:: 提示記事 ::

球拾い―大リーグのこぼれ話伝えます―

呪いのヤギも!創意工夫にあふれるカブス世界一リング

[ 2017年4月16日 05:30 ]

 昨季108年ぶりにワールドシリーズを制したカブスが先週、優勝リングの贈呈式を行った。カブス3度目の王座だが、1907、8年の連覇当時は指輪制作の習慣はない。球団史は長く、エピソード豊か、それを初の指輪に盛り込みたいと球団は指輪制作のジャスティン社と工夫した。

 指輪には108個のダイヤを埋め込みワールド・チャンピオンズの文字を上下に配した。中央部分にブルーのサファイアで円形を作り、中心にルビーの赤でカブスの文字。側面は球場正面入り口と優勝トロフィーを刻む。もう一方の側面は指輪を贈る選手名と守備位置を彫り、その下に名物のレンガ造りの外野の壁とツタの葉を散らし、勝利試合後にスコアボードのポールに上げる「W=ウイン」旗を浮き彫りで。

:::

作業目標 A |
下にある元データの行を、先頭の行から「- point-down: [226, 420, 234, 428]」を含む行まで、両端も含めてそのまま再現してください。

:: 元データ ::

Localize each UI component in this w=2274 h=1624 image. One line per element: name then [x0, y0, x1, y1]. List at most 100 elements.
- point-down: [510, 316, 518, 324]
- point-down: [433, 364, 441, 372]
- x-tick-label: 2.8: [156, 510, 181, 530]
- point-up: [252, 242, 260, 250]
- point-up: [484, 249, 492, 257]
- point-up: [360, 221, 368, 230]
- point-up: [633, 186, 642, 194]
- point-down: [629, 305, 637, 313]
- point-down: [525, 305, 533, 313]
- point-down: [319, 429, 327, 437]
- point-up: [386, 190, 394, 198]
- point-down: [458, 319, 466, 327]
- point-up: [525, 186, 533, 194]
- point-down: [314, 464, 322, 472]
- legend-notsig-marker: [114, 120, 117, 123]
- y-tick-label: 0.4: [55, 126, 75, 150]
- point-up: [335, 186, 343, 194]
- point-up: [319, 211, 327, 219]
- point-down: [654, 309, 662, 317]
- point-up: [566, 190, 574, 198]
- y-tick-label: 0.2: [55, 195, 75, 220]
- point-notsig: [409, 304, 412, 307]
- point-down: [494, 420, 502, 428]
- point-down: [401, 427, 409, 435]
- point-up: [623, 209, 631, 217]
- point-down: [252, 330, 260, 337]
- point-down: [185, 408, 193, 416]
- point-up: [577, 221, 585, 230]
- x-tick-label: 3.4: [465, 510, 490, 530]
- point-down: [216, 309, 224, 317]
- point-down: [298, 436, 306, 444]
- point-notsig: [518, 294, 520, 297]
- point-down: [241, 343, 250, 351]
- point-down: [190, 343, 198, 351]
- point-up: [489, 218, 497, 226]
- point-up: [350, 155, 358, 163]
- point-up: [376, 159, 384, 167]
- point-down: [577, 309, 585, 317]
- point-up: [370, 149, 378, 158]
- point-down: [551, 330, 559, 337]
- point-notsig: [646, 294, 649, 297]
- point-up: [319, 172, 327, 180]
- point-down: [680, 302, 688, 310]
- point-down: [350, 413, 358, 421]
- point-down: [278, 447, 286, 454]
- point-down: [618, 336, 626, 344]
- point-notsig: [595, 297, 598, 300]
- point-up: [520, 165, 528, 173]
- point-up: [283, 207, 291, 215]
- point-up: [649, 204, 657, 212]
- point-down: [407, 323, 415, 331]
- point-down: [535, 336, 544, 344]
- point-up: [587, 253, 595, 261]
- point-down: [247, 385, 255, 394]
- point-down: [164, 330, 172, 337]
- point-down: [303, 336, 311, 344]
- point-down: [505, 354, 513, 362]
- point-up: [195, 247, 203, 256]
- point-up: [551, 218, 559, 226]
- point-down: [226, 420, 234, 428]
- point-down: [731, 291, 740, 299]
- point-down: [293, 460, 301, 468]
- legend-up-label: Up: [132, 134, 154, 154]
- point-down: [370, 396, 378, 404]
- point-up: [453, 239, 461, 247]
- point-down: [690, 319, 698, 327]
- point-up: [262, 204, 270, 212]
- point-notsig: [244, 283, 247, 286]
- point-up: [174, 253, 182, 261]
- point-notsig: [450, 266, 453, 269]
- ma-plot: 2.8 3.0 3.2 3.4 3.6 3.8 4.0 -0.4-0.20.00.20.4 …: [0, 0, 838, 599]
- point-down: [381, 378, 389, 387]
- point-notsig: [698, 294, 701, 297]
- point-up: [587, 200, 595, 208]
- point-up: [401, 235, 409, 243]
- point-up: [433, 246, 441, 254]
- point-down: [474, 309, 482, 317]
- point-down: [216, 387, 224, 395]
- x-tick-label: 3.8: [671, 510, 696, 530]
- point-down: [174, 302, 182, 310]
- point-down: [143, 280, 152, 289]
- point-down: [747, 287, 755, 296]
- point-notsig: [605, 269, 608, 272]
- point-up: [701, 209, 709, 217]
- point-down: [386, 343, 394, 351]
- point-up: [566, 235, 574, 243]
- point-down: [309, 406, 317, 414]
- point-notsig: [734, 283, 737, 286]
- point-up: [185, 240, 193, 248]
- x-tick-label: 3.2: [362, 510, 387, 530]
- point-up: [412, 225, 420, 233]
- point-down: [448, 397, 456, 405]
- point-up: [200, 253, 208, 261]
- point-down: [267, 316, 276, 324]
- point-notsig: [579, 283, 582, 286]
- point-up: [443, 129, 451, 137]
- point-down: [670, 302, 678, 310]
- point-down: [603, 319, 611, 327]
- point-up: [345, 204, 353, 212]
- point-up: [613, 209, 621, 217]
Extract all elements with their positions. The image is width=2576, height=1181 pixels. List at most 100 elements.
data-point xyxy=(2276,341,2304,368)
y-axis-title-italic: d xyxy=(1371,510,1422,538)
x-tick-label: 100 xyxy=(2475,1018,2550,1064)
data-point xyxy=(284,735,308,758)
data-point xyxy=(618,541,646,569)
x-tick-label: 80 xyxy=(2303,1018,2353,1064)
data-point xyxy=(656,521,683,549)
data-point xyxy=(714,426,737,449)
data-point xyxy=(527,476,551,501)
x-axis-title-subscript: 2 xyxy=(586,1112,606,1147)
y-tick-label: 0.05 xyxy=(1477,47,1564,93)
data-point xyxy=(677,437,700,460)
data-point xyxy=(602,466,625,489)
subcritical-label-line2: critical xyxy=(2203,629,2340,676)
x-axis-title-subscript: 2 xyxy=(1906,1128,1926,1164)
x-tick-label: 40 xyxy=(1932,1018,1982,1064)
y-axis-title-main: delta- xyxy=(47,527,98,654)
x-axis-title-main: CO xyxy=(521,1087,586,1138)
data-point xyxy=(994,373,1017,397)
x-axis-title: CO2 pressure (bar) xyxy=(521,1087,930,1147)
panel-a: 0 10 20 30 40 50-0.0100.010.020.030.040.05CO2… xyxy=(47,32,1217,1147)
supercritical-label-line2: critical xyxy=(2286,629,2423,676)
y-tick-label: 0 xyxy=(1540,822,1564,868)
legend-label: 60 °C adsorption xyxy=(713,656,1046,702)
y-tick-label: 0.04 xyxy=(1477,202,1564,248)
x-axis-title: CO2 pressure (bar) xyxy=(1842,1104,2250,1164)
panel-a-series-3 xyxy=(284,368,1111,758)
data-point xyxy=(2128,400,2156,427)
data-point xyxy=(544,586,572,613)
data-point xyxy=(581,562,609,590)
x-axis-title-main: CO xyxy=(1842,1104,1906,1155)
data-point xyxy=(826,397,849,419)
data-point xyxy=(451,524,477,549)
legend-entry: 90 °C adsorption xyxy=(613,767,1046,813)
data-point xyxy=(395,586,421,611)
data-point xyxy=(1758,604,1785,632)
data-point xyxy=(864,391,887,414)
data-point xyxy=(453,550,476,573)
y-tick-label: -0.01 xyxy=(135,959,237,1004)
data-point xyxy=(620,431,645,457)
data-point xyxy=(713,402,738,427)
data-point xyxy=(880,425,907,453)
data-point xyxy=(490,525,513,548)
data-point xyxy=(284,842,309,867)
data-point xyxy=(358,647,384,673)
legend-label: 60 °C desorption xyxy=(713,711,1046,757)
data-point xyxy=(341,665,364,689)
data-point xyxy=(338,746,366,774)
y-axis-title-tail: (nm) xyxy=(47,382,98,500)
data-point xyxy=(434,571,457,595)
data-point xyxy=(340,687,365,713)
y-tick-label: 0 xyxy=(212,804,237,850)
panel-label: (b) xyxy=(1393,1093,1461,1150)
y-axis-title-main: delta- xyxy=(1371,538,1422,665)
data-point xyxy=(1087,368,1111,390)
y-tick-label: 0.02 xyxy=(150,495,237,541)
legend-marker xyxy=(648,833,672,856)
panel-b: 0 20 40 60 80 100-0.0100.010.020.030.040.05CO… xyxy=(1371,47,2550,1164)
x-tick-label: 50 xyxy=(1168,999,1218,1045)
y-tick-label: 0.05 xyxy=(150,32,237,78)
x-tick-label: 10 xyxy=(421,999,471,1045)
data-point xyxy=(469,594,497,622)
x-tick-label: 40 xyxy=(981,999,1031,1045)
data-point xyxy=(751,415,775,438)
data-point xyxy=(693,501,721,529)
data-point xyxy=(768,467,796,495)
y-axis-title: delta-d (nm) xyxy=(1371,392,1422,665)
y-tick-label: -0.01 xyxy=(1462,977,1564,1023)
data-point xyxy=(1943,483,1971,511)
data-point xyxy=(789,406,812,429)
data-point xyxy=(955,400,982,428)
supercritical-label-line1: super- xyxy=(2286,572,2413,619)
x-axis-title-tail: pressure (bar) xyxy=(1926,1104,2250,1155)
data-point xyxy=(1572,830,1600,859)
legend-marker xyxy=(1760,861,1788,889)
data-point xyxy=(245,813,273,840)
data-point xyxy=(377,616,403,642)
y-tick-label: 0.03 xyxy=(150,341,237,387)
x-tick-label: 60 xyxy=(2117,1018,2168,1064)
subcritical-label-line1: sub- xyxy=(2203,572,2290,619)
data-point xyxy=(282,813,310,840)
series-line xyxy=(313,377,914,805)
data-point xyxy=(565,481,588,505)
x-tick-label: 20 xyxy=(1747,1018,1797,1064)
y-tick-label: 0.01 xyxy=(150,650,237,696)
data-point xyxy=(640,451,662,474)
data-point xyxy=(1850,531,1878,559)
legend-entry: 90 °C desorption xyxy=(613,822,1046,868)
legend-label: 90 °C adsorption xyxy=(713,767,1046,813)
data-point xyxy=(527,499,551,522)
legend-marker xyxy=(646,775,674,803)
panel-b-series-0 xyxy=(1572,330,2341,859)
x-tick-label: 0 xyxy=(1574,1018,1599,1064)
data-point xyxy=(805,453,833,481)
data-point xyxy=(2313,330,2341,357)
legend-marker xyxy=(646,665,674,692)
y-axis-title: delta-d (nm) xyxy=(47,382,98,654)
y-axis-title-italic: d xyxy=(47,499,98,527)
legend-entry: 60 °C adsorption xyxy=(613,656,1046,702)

:::

作業目標 B |
上の記事によると、カブスの優勝リングには何個のダイヤが埋め込まれていますか。

出力結果 A |
Localize each UI component in this w=2274 h=1624 image. One line per element: name then [x0, y0, x1, y1]. List at most 100 elements.
- point-down: [510, 316, 518, 324]
- point-down: [433, 364, 441, 372]
- x-tick-label: 2.8: [156, 510, 181, 530]
- point-up: [252, 242, 260, 250]
- point-up: [484, 249, 492, 257]
- point-up: [360, 221, 368, 230]
- point-up: [633, 186, 642, 194]
- point-down: [629, 305, 637, 313]
- point-down: [525, 305, 533, 313]
- point-down: [319, 429, 327, 437]
- point-up: [386, 190, 394, 198]
- point-down: [458, 319, 466, 327]
- point-up: [525, 186, 533, 194]
- point-down: [314, 464, 322, 472]
- legend-notsig-marker: [114, 120, 117, 123]
- y-tick-label: 0.4: [55, 126, 75, 150]
- point-up: [335, 186, 343, 194]
- point-up: [319, 211, 327, 219]
- point-down: [654, 309, 662, 317]
- point-up: [566, 190, 574, 198]
- y-tick-label: 0.2: [55, 195, 75, 220]
- point-notsig: [409, 304, 412, 307]
- point-down: [494, 420, 502, 428]
- point-down: [401, 427, 409, 435]
- point-up: [623, 209, 631, 217]
- point-down: [252, 330, 260, 337]
- point-down: [185, 408, 193, 416]
- point-up: [577, 221, 585, 230]
- x-tick-label: 3.4: [465, 510, 490, 530]
- point-down: [216, 309, 224, 317]
- point-down: [298, 436, 306, 444]
- point-notsig: [518, 294, 520, 297]
- point-down: [241, 343, 250, 351]
- point-down: [190, 343, 198, 351]
- point-up: [489, 218, 497, 226]
- point-up: [350, 155, 358, 163]
- point-up: [376, 159, 384, 167]
- point-down: [577, 309, 585, 317]
- point-up: [370, 149, 378, 158]
- point-down: [551, 330, 559, 337]
- point-notsig: [646, 294, 649, 297]
- point-up: [319, 172, 327, 180]
- point-down: [680, 302, 688, 310]
- point-down: [350, 413, 358, 421]
- point-down: [278, 447, 286, 454]
- point-down: [618, 336, 626, 344]
- point-notsig: [595, 297, 598, 300]
- point-up: [520, 165, 528, 173]
- point-up: [283, 207, 291, 215]
- point-up: [649, 204, 657, 212]
- point-down: [407, 323, 415, 331]
- point-down: [535, 336, 544, 344]
- point-up: [587, 253, 595, 261]
- point-down: [247, 385, 255, 394]
- point-down: [164, 330, 172, 337]
- point-down: [303, 336, 311, 344]
- point-down: [505, 354, 513, 362]
- point-up: [195, 247, 203, 256]
- point-up: [551, 218, 559, 226]
- point-down: [226, 420, 234, 428]

出力結果 B |
108個